• **Your goal**:
Your answer should be a single number: the count of lines that include "eligible".

Figure record listings:
▶
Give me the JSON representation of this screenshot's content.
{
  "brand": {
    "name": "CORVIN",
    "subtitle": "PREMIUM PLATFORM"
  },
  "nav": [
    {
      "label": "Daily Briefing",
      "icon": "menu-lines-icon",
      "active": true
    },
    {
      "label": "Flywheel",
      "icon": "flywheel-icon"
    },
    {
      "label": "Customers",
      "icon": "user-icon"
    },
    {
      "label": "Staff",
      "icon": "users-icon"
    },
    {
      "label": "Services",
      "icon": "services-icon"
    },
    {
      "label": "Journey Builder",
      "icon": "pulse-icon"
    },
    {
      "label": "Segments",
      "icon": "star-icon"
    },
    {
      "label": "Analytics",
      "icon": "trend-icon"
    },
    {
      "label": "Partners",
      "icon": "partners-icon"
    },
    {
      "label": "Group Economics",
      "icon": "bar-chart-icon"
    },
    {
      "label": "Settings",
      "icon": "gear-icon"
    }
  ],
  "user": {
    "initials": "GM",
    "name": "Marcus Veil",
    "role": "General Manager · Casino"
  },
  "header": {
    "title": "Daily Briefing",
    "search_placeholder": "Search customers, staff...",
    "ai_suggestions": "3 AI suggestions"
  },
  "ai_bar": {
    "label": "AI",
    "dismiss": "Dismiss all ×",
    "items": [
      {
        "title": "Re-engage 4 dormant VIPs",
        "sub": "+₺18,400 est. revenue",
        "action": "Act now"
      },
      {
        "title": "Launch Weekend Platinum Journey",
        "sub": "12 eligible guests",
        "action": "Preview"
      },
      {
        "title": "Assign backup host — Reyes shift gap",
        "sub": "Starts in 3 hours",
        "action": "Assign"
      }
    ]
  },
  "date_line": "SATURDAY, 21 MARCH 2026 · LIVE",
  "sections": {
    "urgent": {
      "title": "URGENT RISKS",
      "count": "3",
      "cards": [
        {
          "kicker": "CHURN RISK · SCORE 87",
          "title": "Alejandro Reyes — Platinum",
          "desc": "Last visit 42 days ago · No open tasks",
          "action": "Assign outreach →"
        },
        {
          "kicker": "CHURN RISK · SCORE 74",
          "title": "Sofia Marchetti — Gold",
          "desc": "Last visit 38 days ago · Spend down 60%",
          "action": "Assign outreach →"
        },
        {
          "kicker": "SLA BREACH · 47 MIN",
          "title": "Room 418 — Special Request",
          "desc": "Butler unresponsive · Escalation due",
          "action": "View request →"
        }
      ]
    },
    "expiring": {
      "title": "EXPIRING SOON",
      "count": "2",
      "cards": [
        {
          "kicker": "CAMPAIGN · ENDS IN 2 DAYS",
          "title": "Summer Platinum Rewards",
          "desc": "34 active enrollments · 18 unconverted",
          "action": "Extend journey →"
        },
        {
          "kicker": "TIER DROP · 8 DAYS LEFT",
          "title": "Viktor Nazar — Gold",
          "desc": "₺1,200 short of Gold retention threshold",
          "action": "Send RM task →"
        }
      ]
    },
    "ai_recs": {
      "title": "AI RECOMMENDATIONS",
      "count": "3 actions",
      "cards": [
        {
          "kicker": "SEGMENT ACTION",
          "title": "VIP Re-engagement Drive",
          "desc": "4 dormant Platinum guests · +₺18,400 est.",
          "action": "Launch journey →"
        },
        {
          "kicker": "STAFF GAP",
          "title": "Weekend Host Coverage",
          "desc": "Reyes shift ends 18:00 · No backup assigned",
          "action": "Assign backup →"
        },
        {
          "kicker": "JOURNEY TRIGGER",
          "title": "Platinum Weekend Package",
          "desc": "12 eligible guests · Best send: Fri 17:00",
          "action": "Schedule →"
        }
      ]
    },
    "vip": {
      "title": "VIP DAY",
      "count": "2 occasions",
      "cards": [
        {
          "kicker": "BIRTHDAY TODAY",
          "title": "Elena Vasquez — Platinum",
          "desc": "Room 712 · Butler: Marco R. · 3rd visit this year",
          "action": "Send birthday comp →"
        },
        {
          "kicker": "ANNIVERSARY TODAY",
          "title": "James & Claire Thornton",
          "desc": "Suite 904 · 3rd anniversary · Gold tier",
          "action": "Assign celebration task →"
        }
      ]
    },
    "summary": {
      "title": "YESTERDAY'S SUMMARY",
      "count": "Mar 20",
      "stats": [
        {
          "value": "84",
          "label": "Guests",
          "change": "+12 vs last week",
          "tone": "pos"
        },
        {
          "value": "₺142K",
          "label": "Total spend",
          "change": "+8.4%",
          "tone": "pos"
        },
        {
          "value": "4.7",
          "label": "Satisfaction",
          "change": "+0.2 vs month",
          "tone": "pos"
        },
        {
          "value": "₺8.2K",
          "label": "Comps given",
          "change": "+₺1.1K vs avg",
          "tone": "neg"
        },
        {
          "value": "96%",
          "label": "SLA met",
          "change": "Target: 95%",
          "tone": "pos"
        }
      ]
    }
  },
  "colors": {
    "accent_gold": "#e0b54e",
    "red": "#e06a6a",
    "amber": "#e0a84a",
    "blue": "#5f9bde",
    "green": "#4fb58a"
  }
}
◀
• **Exercise response**:
2